▸ THE EXERCISE
Where the word "page" occurs in a line, return that line.

[Lines of data]
--- BEGIN ---

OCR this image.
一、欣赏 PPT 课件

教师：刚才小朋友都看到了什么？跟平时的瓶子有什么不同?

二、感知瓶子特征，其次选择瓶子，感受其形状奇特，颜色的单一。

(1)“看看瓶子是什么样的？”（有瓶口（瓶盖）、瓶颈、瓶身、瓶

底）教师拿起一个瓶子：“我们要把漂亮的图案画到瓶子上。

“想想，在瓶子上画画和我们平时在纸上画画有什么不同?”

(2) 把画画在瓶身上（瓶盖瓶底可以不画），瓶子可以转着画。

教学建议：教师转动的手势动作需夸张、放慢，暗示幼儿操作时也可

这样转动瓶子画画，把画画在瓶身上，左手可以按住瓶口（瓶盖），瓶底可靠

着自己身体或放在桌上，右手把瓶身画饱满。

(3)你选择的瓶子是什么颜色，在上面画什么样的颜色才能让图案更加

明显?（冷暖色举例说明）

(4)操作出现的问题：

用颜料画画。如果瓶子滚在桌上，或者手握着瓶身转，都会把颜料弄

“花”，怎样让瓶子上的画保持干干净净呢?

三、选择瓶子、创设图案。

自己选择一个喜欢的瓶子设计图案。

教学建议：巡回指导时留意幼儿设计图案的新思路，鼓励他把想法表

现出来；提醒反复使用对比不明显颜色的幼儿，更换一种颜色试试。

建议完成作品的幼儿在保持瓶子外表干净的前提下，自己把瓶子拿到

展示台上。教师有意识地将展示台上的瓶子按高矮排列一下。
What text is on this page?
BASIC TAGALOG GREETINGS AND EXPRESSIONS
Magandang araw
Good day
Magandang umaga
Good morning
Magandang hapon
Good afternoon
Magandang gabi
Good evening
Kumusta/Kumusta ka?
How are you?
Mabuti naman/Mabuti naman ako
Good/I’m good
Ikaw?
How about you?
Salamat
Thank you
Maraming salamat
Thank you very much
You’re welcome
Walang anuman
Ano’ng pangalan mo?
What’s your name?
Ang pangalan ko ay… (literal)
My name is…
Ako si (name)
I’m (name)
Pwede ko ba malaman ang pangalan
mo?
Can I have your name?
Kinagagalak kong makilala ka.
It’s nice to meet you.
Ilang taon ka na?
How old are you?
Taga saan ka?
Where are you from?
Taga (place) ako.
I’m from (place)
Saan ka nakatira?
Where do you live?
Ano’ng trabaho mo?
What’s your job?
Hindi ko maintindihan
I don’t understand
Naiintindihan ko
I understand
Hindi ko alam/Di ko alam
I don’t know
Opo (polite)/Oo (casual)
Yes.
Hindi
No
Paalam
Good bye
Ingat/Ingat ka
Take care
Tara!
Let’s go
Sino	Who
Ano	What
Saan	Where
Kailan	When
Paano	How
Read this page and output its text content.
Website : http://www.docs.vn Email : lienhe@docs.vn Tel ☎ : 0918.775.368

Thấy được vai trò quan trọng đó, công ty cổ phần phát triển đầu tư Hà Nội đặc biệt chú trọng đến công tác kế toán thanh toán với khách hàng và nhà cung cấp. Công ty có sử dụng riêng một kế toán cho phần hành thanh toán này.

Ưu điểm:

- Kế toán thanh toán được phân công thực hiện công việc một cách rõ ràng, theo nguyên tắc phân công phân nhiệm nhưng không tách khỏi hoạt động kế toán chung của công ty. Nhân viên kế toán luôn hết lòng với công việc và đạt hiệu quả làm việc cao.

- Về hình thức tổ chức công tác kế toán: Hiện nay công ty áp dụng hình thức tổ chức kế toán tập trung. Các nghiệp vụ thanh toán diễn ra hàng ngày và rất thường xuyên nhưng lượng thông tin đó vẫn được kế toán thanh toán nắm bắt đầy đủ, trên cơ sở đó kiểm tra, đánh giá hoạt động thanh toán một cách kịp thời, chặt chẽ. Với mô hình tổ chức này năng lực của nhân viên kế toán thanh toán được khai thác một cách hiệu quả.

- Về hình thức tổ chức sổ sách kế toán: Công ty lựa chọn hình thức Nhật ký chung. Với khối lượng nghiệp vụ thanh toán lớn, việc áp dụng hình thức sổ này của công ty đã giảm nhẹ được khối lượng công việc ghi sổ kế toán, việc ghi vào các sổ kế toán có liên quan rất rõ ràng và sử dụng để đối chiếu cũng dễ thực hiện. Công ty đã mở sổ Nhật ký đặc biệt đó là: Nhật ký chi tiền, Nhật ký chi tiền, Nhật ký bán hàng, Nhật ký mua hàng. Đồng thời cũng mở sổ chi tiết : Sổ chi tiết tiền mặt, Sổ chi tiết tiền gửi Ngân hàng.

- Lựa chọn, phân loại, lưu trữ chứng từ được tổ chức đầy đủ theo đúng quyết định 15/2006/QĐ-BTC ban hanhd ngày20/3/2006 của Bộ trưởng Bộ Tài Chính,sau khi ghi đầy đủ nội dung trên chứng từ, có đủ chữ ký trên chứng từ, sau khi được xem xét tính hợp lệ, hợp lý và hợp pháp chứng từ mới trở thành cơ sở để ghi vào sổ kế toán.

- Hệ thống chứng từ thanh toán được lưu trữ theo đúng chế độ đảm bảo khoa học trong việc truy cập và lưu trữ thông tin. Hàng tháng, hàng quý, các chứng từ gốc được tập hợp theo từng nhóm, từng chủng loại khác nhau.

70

--- END ---

▸ COMPLETE ANSWER
What text is on this page?
Read this page and output its text content.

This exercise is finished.